== Aim of the task ==
Give the count of lines in the data that include the string "монограмма", with no added remarks.

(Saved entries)
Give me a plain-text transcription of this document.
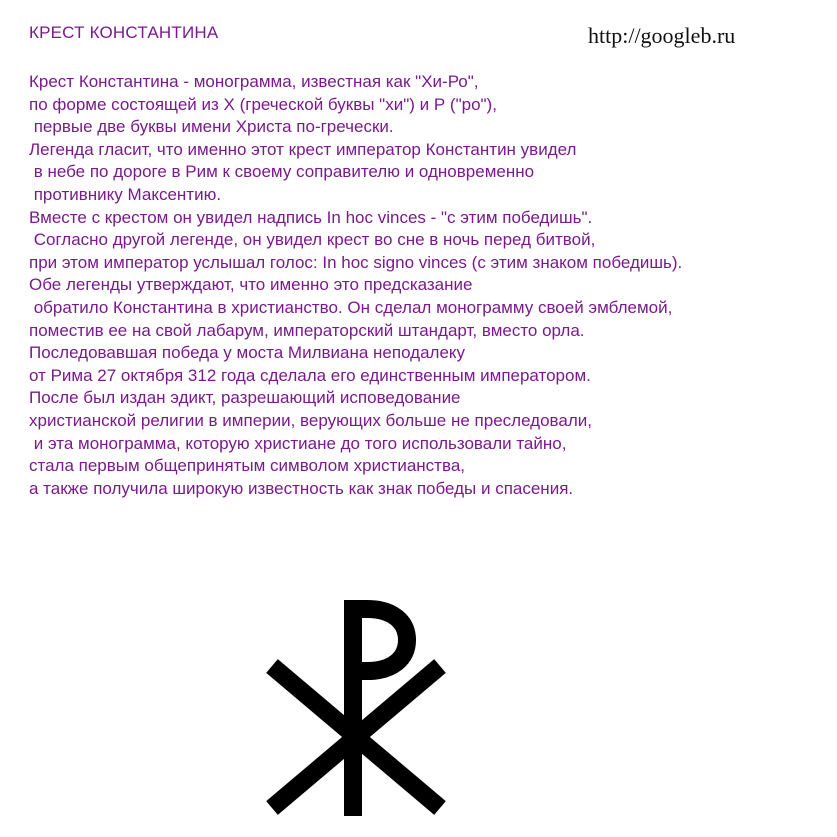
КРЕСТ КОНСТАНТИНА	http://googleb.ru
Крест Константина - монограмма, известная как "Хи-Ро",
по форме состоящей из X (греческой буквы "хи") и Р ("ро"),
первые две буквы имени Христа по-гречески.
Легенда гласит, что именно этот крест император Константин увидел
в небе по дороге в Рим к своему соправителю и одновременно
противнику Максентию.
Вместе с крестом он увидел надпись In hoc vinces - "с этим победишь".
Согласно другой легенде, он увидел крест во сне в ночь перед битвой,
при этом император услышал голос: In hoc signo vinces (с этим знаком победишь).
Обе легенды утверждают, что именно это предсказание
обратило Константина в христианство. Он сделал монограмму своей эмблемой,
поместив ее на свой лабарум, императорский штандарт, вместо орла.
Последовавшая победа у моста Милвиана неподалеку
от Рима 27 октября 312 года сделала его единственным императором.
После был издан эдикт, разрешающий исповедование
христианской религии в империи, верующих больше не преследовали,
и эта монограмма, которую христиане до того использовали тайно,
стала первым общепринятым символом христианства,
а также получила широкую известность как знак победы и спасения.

...

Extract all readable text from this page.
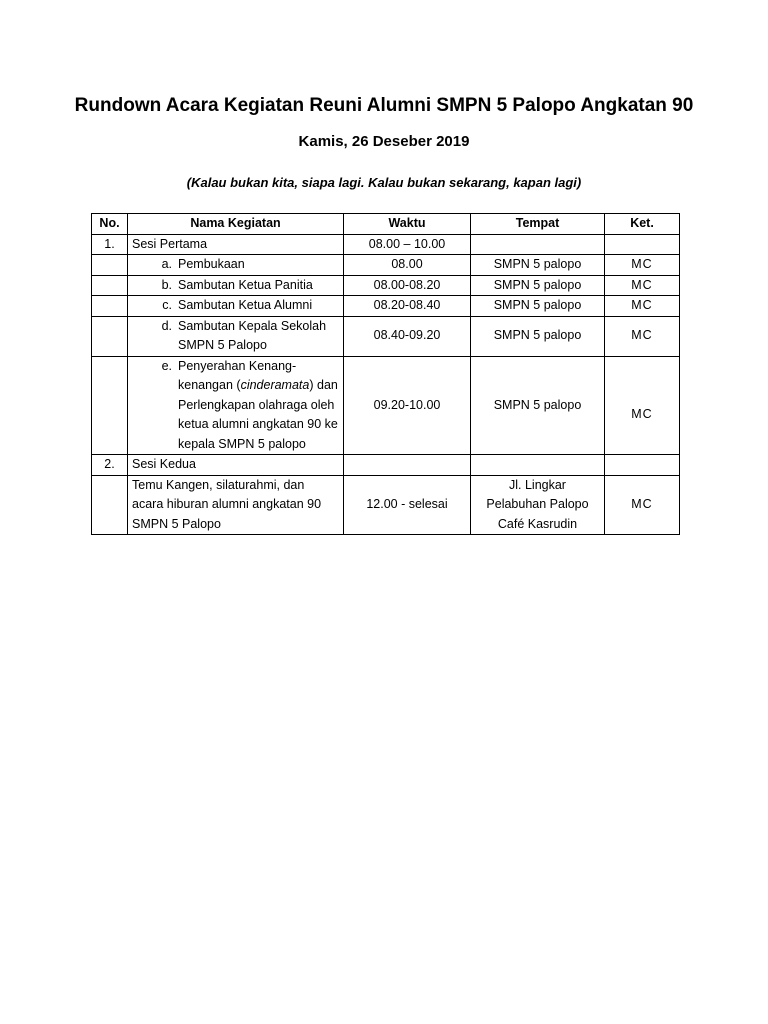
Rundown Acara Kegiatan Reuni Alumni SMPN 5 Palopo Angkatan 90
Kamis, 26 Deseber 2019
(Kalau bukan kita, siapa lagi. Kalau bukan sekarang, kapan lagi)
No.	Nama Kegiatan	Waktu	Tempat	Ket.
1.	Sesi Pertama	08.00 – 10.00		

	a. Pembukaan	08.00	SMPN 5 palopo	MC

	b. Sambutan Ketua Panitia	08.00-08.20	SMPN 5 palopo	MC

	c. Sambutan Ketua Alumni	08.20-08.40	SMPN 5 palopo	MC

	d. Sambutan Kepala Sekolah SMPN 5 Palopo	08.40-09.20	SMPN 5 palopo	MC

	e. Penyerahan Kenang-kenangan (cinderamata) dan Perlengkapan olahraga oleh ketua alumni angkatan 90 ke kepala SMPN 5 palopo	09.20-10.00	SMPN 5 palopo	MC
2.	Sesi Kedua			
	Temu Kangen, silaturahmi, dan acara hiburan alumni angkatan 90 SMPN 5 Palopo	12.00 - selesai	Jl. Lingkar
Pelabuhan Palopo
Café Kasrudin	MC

==

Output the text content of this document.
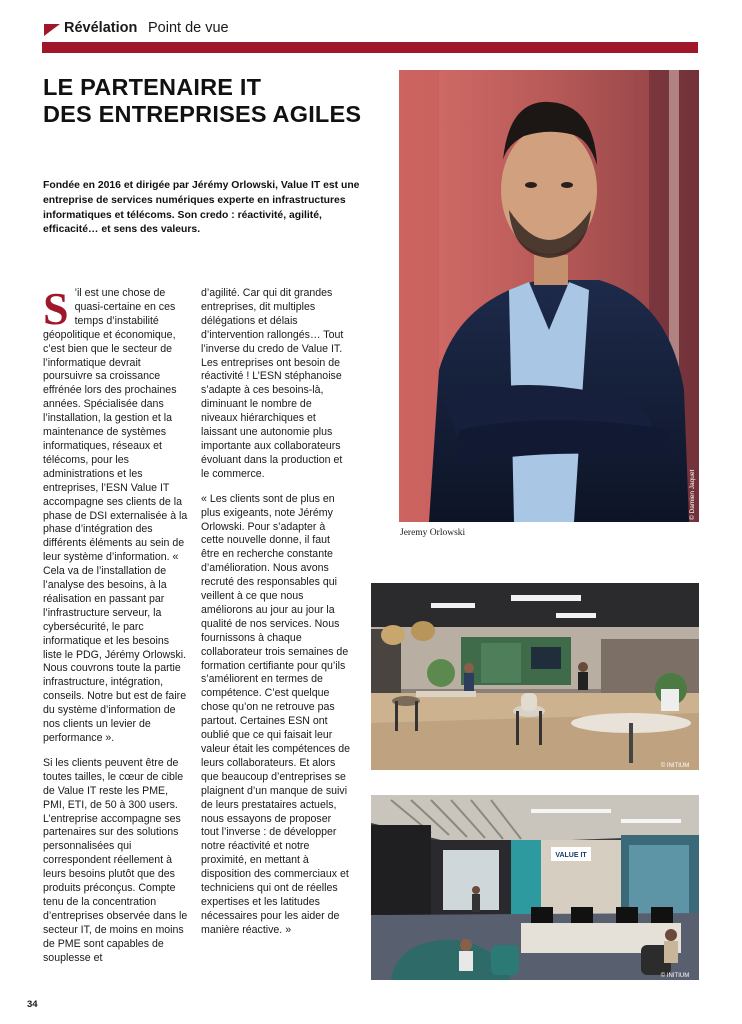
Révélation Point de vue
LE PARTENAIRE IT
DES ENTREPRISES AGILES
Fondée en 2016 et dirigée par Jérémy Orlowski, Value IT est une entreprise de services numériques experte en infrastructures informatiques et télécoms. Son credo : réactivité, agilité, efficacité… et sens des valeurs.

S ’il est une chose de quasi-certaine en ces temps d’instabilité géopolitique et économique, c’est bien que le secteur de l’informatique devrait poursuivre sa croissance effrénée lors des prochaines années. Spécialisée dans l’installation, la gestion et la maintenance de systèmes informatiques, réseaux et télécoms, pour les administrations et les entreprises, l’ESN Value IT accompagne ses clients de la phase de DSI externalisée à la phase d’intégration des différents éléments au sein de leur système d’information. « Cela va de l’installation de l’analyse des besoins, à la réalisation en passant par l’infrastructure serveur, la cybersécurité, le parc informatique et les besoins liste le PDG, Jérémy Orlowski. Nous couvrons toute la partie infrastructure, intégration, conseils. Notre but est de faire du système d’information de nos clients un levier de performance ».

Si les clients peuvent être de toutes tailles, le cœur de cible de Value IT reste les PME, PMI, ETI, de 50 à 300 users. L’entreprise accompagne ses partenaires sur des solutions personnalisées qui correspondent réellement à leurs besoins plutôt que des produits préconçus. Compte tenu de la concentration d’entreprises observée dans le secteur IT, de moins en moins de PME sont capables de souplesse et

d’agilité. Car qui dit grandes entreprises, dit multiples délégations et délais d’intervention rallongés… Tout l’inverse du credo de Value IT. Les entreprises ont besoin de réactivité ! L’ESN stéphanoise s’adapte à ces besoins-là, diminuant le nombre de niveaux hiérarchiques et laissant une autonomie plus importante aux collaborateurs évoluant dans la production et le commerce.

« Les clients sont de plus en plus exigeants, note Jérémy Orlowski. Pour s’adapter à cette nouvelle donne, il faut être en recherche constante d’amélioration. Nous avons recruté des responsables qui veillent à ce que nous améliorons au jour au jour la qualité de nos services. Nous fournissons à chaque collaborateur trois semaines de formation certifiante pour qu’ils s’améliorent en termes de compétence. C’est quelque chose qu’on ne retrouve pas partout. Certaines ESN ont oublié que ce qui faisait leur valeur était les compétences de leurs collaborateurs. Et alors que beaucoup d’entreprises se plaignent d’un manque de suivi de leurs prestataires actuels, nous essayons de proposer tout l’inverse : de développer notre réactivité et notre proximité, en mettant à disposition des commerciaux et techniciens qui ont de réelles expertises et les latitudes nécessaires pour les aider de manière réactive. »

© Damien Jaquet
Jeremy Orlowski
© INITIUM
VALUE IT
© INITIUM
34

== Task solution ==
2